* Listing
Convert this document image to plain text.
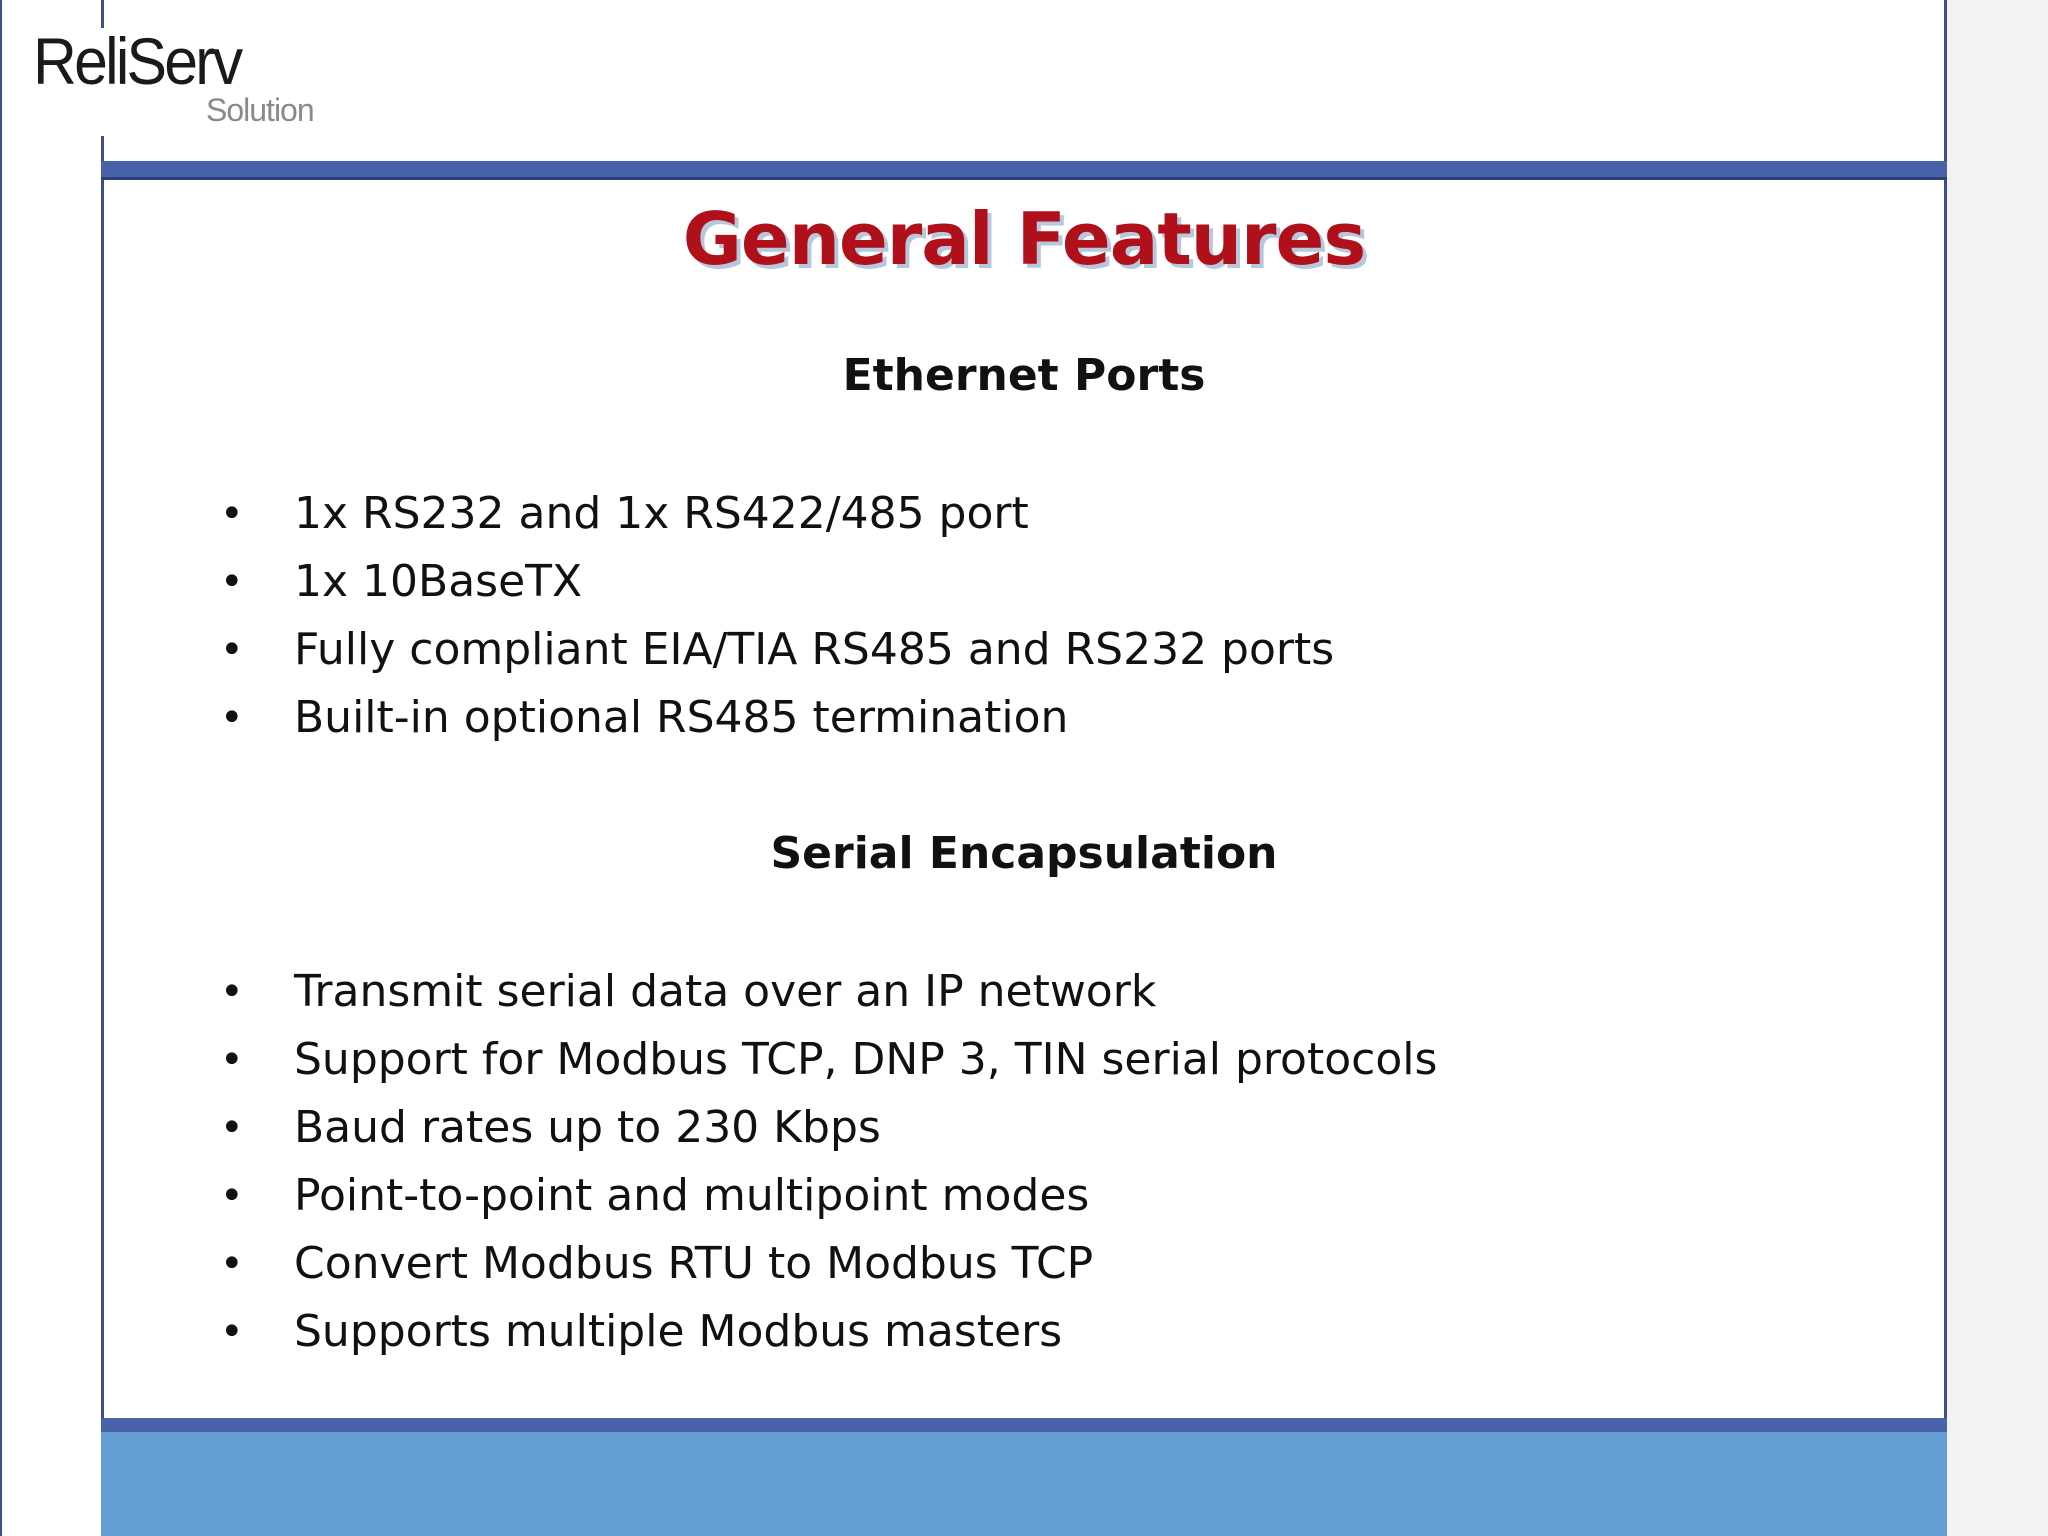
ReliServ
Solution
General Features
Ethernet Ports
• 1x RS232 and 1x RS422/485 port
• 1x 10BaseTX
• Fully compliant EIA/TIA RS485 and RS232 ports
• Built-in optional RS485 termination
Serial Encapsulation
• Transmit serial data over an IP network
• Support for Modbus TCP, DNP 3, TIN serial protocols
• Baud rates up to 230 Kbps
• Point-to-point and multipoint modes
• Convert Modbus RTU to Modbus TCP
• Supports multiple Modbus masters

* Given task
Return the listing above in full and without alteration, excluding its pictures.

* Exercise answer
Convert this document image to plain text.
ReliServ
Solution
General Features
Ethernet Ports
• 1x RS232 and 1x RS422/485 port
• 1x 10BaseTX
• Fully compliant EIA/TIA RS485 and RS232 ports
• Built-in optional RS485 termination
Serial Encapsulation
• Transmit serial data over an IP network
• Support for Modbus TCP, DNP 3, TIN serial protocols
• Baud rates up to 230 Kbps
• Point-to-point and multipoint modes
• Convert Modbus RTU to Modbus TCP
• Supports multiple Modbus masters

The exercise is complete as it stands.